Aim | Locate each line below that includes "jasse" and reproduce it.

Records |
---
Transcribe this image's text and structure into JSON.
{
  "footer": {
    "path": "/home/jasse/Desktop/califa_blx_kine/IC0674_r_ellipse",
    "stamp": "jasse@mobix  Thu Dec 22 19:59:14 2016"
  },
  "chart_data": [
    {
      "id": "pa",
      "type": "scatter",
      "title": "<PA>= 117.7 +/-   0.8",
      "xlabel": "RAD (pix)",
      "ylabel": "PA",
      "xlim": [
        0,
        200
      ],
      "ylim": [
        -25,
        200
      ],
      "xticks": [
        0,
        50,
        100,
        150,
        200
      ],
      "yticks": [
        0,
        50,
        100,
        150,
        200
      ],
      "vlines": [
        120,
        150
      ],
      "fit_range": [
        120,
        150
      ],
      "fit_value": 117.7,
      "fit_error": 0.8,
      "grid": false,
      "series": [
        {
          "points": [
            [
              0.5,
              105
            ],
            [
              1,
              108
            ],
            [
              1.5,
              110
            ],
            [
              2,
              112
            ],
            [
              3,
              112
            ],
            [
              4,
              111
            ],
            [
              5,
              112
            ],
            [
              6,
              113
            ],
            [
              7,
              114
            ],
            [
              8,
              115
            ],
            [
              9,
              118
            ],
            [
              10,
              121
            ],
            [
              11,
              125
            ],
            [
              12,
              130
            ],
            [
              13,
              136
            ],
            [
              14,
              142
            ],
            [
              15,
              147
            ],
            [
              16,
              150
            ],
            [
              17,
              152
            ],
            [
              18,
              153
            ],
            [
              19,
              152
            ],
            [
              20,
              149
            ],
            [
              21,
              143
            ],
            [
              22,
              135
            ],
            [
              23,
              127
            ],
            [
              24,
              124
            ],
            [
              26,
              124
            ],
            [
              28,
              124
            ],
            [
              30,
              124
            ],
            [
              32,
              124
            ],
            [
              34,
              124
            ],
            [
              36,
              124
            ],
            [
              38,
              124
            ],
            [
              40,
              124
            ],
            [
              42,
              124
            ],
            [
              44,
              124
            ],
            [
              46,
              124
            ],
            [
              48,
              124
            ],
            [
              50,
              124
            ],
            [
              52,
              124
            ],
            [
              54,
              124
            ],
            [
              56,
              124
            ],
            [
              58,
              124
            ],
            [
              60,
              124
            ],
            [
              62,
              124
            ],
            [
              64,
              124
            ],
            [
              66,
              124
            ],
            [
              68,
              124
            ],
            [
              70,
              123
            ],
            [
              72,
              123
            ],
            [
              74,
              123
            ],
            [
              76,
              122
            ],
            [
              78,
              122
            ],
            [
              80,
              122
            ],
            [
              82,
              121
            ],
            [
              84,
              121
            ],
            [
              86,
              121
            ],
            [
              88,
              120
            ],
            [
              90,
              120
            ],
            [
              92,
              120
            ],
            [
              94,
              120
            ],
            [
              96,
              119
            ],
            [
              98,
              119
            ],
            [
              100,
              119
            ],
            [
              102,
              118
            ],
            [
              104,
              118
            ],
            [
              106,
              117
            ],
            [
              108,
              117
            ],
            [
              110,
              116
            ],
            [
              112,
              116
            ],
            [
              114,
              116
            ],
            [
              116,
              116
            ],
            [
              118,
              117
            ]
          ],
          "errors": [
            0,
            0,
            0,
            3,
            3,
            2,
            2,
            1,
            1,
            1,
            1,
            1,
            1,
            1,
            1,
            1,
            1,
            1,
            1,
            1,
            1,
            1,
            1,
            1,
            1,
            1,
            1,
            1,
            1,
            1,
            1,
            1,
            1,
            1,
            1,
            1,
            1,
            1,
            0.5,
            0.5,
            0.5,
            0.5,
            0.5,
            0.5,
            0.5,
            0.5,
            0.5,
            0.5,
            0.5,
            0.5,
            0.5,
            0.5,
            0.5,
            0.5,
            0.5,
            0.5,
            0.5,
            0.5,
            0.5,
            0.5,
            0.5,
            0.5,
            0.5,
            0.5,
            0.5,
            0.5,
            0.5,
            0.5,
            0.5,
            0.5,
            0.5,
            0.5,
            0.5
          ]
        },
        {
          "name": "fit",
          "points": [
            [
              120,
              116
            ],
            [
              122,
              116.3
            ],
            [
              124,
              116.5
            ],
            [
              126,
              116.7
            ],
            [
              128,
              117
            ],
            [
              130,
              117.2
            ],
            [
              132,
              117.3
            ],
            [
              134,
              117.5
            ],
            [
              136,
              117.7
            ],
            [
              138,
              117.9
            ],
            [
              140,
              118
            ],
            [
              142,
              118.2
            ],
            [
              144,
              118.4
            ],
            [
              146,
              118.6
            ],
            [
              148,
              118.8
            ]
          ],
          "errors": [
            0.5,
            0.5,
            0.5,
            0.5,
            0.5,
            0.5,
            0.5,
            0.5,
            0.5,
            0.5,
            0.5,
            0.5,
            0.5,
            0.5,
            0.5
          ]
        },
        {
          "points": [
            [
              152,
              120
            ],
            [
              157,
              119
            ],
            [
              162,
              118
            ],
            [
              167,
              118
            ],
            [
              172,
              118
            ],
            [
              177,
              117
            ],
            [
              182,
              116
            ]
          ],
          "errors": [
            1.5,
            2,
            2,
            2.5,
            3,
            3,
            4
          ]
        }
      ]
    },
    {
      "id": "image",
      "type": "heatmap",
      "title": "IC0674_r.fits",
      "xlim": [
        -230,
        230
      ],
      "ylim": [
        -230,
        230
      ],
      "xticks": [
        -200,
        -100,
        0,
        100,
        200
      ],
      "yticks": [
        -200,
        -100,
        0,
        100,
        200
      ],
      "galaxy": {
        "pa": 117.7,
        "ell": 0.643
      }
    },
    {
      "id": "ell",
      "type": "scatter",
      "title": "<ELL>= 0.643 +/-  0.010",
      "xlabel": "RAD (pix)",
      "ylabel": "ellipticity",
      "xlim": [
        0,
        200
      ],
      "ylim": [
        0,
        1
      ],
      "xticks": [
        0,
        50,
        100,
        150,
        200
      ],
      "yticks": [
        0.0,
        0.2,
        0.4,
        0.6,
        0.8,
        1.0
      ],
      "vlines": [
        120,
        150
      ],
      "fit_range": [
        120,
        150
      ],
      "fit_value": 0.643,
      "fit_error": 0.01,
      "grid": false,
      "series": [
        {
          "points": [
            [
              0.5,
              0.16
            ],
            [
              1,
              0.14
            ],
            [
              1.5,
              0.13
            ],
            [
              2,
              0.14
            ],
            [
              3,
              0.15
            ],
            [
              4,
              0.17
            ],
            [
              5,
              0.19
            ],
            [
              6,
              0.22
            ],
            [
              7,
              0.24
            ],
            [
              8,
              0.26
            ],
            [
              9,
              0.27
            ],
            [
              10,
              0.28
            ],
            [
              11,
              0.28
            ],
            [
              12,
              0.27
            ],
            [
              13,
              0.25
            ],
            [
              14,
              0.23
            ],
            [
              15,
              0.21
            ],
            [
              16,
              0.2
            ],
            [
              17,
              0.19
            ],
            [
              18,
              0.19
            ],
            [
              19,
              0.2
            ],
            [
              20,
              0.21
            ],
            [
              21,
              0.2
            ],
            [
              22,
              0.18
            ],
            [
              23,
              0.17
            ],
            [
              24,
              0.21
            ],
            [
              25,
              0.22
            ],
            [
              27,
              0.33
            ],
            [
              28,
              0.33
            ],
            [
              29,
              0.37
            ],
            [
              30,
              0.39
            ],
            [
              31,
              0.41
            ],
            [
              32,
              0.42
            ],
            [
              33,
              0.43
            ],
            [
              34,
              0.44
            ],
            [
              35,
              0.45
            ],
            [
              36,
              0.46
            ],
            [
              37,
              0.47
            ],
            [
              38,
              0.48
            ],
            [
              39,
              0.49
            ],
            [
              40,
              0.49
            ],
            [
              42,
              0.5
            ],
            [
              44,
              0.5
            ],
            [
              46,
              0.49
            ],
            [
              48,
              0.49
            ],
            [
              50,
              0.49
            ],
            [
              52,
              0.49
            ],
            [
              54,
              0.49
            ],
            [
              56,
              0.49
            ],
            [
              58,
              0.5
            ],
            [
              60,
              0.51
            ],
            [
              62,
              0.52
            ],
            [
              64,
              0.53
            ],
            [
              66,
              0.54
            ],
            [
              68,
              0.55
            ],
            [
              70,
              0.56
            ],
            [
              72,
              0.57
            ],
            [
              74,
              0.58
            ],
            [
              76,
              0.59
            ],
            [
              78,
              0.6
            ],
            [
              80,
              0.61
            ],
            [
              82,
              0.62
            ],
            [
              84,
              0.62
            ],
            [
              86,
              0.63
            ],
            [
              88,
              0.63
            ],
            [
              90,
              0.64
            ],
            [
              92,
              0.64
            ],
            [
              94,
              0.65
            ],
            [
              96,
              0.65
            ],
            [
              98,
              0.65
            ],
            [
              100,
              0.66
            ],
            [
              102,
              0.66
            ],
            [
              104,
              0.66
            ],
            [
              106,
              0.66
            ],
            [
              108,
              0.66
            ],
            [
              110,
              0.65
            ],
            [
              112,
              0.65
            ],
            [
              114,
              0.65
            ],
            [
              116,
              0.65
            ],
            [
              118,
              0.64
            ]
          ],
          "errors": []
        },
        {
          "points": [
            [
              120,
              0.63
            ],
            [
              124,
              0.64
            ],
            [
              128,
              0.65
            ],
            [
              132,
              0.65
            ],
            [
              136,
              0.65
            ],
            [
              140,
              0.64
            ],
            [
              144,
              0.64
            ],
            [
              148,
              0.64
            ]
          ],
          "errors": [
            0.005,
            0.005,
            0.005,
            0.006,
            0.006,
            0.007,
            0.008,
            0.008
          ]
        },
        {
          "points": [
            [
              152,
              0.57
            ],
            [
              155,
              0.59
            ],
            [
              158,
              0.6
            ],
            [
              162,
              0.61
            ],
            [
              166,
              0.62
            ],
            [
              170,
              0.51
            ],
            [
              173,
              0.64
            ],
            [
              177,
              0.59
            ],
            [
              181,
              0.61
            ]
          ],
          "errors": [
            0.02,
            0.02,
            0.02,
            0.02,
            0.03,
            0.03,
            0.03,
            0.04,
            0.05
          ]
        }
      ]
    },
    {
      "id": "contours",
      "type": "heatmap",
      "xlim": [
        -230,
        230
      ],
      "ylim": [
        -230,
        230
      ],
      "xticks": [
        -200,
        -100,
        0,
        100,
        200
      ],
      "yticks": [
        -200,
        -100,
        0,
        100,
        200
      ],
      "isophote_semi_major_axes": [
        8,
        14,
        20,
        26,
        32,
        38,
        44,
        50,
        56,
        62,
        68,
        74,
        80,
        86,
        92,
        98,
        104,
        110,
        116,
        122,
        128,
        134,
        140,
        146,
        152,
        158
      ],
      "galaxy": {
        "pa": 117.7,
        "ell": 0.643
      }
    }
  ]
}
---
Output of the task |
    "path": "/home/jasse/Desktop/califa_blx_kine/IC0674_r_ellipse",
    "stamp": "jasse@mobix  Thu Dec 22 19:59:14 2016"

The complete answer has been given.